Stated task: What is the number of lines in the data holding the word "views"? Give that number by itself.

Provided entries:

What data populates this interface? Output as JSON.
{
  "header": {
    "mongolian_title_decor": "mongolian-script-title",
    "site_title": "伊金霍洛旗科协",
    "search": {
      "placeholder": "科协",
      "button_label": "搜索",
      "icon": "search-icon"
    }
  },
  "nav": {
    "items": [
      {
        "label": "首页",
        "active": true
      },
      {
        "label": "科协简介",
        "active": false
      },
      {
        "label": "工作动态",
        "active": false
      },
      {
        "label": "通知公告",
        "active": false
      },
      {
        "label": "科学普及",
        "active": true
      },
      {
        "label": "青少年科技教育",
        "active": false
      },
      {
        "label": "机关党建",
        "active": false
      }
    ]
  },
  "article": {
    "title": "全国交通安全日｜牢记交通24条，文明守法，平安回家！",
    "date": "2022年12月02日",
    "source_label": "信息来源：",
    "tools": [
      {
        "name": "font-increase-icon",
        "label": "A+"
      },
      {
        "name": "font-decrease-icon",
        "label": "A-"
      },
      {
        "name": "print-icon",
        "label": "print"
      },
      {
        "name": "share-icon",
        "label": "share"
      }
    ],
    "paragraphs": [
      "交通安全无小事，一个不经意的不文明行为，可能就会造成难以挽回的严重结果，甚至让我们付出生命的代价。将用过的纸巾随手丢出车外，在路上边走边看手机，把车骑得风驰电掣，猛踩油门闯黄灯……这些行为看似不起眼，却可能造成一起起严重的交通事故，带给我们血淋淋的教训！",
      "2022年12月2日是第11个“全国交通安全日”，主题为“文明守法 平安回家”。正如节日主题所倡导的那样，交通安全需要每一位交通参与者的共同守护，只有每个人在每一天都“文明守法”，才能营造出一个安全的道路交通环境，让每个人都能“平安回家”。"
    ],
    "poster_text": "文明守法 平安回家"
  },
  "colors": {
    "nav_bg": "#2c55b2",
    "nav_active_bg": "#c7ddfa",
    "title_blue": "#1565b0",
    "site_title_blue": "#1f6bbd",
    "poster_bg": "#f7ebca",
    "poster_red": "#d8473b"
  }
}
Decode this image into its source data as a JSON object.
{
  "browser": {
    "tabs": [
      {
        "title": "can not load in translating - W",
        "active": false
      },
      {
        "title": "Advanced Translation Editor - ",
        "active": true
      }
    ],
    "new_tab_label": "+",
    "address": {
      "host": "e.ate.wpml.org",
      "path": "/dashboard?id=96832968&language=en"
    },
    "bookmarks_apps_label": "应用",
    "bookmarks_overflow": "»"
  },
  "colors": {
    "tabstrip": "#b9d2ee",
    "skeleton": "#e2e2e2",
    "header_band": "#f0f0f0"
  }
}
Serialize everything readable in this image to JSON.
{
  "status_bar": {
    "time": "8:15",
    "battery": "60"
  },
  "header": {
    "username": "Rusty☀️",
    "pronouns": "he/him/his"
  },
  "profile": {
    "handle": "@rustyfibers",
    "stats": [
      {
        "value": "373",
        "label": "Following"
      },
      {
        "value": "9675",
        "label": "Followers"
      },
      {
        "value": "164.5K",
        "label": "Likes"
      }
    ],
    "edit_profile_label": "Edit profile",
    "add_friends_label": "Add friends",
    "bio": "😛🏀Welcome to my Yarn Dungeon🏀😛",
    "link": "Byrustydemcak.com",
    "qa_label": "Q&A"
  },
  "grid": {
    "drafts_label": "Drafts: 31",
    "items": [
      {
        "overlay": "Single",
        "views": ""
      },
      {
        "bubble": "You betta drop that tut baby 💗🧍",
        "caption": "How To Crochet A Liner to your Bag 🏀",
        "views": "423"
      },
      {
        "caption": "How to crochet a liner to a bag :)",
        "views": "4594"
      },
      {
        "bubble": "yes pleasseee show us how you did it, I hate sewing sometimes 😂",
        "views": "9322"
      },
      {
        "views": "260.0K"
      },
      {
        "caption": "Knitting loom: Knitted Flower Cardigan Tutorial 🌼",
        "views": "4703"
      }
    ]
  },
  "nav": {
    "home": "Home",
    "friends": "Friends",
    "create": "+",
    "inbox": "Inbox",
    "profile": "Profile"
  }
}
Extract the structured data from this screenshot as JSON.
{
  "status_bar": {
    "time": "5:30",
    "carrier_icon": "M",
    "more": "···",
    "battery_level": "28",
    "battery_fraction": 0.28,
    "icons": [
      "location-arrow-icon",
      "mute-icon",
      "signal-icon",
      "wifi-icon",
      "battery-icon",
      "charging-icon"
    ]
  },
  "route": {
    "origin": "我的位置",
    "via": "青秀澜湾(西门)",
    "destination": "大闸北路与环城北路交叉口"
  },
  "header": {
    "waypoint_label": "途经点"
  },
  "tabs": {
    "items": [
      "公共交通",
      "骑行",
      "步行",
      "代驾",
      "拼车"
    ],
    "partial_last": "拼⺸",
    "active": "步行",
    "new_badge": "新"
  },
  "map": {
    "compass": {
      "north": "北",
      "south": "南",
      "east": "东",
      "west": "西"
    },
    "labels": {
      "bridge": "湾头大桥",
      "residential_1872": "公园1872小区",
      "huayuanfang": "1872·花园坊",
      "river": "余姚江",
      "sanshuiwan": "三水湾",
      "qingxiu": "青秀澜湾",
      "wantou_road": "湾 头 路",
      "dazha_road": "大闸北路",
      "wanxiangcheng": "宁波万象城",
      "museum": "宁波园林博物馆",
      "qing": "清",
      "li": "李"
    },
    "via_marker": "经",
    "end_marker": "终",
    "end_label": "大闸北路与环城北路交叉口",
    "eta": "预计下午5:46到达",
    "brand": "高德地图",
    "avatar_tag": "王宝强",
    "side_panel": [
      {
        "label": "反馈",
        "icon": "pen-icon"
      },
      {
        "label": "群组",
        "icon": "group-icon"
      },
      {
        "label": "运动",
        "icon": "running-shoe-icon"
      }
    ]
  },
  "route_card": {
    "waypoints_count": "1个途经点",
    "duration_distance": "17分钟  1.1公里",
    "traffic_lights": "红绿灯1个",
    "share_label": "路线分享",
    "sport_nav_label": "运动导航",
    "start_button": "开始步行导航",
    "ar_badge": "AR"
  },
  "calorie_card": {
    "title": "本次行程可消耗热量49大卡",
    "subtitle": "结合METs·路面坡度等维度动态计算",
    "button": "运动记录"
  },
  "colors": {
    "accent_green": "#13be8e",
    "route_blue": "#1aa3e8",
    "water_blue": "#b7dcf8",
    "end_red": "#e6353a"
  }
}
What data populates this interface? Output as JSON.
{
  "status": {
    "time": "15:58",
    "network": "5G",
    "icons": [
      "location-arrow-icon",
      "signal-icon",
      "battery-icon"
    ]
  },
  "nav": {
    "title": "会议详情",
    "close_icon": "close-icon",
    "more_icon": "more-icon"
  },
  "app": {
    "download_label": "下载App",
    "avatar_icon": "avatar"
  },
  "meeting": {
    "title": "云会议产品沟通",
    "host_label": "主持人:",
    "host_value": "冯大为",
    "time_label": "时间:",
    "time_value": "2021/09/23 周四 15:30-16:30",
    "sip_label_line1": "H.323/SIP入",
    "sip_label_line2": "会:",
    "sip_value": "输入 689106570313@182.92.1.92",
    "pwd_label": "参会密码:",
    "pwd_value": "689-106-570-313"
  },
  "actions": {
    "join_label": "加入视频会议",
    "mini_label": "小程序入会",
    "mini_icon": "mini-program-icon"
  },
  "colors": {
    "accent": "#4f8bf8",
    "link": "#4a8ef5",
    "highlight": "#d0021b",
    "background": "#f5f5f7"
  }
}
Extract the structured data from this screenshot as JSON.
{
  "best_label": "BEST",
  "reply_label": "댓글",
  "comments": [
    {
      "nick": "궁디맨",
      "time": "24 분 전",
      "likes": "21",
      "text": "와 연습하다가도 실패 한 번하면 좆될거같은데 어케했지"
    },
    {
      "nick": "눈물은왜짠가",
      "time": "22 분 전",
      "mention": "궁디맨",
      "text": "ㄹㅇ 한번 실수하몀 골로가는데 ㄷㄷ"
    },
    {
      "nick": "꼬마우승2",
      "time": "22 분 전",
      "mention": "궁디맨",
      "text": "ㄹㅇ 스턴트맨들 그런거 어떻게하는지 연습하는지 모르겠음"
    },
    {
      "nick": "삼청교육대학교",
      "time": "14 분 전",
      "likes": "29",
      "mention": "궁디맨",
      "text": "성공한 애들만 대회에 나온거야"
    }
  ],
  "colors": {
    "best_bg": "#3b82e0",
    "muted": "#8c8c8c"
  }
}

Result of this exercise: 6